** START OF Listing **

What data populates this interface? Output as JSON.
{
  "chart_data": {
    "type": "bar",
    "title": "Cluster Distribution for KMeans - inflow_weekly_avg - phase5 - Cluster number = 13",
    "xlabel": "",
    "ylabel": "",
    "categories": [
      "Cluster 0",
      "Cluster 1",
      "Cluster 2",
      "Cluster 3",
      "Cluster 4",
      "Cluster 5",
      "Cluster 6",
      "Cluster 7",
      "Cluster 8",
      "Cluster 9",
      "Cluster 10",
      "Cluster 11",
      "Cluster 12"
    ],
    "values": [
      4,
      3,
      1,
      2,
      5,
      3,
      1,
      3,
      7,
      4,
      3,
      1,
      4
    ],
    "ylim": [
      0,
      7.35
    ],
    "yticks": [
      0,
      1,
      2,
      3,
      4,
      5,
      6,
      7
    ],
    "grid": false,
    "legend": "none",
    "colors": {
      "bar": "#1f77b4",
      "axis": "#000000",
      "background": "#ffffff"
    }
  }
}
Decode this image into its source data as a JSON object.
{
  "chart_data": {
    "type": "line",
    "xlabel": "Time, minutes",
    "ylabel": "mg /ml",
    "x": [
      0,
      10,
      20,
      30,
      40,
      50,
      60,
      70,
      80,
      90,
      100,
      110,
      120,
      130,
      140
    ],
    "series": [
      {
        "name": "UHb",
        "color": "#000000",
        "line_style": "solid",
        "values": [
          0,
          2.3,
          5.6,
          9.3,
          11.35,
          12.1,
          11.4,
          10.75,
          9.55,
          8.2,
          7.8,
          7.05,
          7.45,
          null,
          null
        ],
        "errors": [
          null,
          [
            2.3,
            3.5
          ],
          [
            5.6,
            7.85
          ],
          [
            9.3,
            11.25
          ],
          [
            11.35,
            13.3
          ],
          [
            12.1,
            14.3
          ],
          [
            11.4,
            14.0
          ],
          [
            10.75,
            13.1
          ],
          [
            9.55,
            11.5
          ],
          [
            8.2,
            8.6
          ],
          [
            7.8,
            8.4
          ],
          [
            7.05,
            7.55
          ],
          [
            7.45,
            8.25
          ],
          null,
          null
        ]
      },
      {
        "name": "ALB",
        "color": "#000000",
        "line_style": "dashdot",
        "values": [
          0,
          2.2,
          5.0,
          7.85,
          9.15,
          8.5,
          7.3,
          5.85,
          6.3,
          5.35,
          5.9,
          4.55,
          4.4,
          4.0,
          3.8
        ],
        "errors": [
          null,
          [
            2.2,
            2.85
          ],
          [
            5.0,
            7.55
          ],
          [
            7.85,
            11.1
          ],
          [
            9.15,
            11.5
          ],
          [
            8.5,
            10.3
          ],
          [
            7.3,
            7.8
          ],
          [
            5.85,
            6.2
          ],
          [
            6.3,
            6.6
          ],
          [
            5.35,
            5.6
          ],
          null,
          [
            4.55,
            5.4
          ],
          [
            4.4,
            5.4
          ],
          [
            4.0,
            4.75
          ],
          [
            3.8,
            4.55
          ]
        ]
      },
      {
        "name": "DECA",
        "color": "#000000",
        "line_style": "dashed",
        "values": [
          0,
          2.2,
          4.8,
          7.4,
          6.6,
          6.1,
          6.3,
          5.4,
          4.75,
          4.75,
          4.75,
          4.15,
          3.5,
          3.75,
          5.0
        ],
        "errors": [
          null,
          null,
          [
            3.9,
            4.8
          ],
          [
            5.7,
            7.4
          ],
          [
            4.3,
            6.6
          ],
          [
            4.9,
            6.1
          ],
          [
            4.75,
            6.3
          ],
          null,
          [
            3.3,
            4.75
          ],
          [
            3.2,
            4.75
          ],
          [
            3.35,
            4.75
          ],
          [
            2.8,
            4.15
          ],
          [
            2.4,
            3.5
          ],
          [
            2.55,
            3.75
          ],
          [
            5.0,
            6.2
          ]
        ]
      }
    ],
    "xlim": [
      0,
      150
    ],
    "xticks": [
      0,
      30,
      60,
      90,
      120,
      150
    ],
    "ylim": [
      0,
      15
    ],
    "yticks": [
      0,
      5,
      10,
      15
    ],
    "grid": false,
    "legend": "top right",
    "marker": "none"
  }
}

** END OF Listing **

» Set problem
Each record above should be output again exactly.

» Response to the exercise
What data populates this interface? Output as JSON.
{
  "chart_data": {
    "type": "bar",
    "title": "Cluster Distribution for KMeans - inflow_weekly_avg - phase5 - Cluster number = 13",
    "xlabel": "",
    "ylabel": "",
    "categories": [
      "Cluster 0",
      "Cluster 1",
      "Cluster 2",
      "Cluster 3",
      "Cluster 4",
      "Cluster 5",
      "Cluster 6",
      "Cluster 7",
      "Cluster 8",
      "Cluster 9",
      "Cluster 10",
      "Cluster 11",
      "Cluster 12"
    ],
    "values": [
      4,
      3,
      1,
      2,
      5,
      3,
      1,
      3,
      7,
      4,
      3,
      1,
      4
    ],
    "ylim": [
      0,
      7.35
    ],
    "yticks": [
      0,
      1,
      2,
      3,
      4,
      5,
      6,
      7
    ],
    "grid": false,
    "legend": "none",
    "colors": {
      "bar": "#1f77b4",
      "axis": "#000000",
      "background": "#ffffff"
    }
  }
}
Decode this image into its source data as a JSON object.
{
  "chart_data": {
    "type": "line",
    "xlabel": "Time, minutes",
    "ylabel": "mg /ml",
    "x": [
      0,
      10,
      20,
      30,
      40,
      50,
      60,
      70,
      80,
      90,
      100,
      110,
      120,
      130,
      140
    ],
    "series": [
      {
        "name": "UHb",
        "color": "#000000",
        "line_style": "solid",
        "values": [
          0,
          2.3,
          5.6,
          9.3,
          11.35,
          12.1,
          11.4,
          10.75,
          9.55,
          8.2,
          7.8,
          7.05,
          7.45,
          null,
          null
        ],
        "errors": [
          null,
          [
            2.3,
            3.5
          ],
          [
            5.6,
            7.85
          ],
          [
            9.3,
            11.25
          ],
          [
            11.35,
            13.3
          ],
          [
            12.1,
            14.3
          ],
          [
            11.4,
            14.0
          ],
          [
            10.75,
            13.1
          ],
          [
            9.55,
            11.5
          ],
          [
            8.2,
            8.6
          ],
          [
            7.8,
            8.4
          ],
          [
            7.05,
            7.55
          ],
          [
            7.45,
            8.25
          ],
          null,
          null
        ]
      },
      {
        "name": "ALB",
        "color": "#000000",
        "line_style": "dashdot",
        "values": [
          0,
          2.2,
          5.0,
          7.85,
          9.15,
          8.5,
          7.3,
          5.85,
          6.3,
          5.35,
          5.9,
          4.55,
          4.4,
          4.0,
          3.8
        ],
        "errors": [
          null,
          [
            2.2,
            2.85
          ],
          [
            5.0,
            7.55
          ],
          [
            7.85,
            11.1
          ],
          [
            9.15,
            11.5
          ],
          [
            8.5,
            10.3
          ],
          [
            7.3,
            7.8
          ],
          [
            5.85,
            6.2
          ],
          [
            6.3,
            6.6
          ],
          [
            5.35,
            5.6
          ],
          null,
          [
            4.55,
            5.4
          ],
          [
            4.4,
            5.4
          ],
          [
            4.0,
            4.75
          ],
          [
            3.8,
            4.55
          ]
        ]
      },
      {
        "name": "DECA",
        "color": "#000000",
        "line_style": "dashed",
        "values": [
          0,
          2.2,
          4.8,
          7.4,
          6.6,
          6.1,
          6.3,
          5.4,
          4.75,
          4.75,
          4.75,
          4.15,
          3.5,
          3.75,
          5.0
        ],
        "errors": [
          null,
          null,
          [
            3.9,
            4.8
          ],
          [
            5.7,
            7.4
          ],
          [
            4.3,
            6.6
          ],
          [
            4.9,
            6.1
          ],
          [
            4.75,
            6.3
          ],
          null,
          [
            3.3,
            4.75
          ],
          [
            3.2,
            4.75
          ],
          [
            3.35,
            4.75
          ],
          [
            2.8,
            4.15
          ],
          [
            2.4,
            3.5
          ],
          [
            2.55,
            3.75
          ],
          [
            5.0,
            6.2
          ]
        ]
      }
    ],
    "xlim": [
      0,
      150
    ],
    "xticks": [
      0,
      30,
      60,
      90,
      120,
      150
    ],
    "ylim": [
      0,
      15
    ],
    "yticks": [
      0,
      5,
      10,
      15
    ],
    "grid": false,
    "legend": "top right",
    "marker": "none"
  }
}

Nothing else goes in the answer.